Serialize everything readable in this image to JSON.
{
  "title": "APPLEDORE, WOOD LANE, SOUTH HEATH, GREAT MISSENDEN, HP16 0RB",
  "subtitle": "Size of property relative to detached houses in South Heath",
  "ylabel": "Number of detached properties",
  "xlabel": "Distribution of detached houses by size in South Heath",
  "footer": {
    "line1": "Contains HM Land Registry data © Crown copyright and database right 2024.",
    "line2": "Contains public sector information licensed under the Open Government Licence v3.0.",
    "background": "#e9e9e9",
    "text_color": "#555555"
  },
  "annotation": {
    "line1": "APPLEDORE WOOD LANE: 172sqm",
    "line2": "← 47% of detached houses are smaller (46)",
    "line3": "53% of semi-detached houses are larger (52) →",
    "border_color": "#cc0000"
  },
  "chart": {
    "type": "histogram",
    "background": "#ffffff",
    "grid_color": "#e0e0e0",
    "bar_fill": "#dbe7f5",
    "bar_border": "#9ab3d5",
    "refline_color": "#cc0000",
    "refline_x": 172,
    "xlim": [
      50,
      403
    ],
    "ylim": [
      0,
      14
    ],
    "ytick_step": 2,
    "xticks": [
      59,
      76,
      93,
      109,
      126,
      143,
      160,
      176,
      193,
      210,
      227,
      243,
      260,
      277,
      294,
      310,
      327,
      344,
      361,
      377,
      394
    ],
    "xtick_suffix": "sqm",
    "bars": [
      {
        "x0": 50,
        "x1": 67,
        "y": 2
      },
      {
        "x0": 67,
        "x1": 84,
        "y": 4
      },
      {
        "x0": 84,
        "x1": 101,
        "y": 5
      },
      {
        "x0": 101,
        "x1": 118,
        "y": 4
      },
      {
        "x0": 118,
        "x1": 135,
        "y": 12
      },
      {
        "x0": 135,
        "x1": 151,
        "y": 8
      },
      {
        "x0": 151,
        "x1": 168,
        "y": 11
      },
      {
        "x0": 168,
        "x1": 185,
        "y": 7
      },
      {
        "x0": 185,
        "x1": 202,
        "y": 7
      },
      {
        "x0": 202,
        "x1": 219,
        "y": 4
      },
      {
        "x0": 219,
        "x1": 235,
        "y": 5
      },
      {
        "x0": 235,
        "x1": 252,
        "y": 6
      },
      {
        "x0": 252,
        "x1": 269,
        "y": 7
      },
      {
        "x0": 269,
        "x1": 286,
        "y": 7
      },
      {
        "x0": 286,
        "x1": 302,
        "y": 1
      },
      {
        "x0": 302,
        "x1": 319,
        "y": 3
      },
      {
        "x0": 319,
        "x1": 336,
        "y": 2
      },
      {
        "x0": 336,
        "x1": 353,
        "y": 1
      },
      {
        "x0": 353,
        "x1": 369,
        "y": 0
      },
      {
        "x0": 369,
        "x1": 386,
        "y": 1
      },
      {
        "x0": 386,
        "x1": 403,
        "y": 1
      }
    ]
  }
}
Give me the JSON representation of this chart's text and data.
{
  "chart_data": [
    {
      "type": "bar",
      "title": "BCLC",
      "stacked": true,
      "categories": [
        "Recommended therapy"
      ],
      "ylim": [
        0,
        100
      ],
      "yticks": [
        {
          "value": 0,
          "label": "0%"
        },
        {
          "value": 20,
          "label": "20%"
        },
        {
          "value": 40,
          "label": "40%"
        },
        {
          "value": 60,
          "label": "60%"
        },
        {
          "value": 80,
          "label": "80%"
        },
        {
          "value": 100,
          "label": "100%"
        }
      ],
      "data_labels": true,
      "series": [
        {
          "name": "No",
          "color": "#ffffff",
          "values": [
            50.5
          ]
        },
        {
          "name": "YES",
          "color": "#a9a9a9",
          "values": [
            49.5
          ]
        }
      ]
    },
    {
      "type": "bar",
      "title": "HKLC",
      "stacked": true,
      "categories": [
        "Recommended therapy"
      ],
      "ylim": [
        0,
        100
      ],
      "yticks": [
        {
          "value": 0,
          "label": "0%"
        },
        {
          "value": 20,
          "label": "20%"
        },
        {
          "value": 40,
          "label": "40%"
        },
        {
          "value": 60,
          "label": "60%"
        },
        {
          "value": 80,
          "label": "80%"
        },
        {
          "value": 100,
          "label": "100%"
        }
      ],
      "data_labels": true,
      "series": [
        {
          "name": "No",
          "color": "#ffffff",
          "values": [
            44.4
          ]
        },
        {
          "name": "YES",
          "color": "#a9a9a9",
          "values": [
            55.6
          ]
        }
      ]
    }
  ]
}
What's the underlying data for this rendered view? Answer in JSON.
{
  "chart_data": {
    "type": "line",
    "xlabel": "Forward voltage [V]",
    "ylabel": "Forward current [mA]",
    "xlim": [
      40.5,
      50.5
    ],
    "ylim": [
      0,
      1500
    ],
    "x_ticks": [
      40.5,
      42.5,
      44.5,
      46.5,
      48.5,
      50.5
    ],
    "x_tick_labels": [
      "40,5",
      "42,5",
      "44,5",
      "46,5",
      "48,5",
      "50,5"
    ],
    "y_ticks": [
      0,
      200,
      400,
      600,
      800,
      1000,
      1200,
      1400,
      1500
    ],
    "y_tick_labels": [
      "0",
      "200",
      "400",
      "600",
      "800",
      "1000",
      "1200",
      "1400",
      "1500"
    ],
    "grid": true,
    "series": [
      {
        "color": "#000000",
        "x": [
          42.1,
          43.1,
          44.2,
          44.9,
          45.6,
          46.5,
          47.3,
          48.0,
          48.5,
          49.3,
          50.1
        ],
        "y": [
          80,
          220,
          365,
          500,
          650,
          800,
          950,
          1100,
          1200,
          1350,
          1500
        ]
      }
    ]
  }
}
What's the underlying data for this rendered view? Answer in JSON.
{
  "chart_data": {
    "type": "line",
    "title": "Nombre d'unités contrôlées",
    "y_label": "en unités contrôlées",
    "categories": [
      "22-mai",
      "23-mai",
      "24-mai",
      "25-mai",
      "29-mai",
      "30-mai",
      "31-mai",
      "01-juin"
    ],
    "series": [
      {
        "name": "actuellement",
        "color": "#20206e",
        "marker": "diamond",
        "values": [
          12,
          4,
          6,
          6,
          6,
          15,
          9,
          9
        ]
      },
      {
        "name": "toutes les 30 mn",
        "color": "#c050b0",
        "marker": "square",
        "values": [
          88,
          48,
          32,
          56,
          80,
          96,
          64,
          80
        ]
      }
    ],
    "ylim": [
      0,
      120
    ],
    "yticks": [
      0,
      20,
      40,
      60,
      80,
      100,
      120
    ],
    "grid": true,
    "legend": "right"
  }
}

» WHAT NEEDS TO BE DONE:
Each line containing the word "right" counts once; say how many such lines there are, giving only the number.

» TASK ANSWER:
2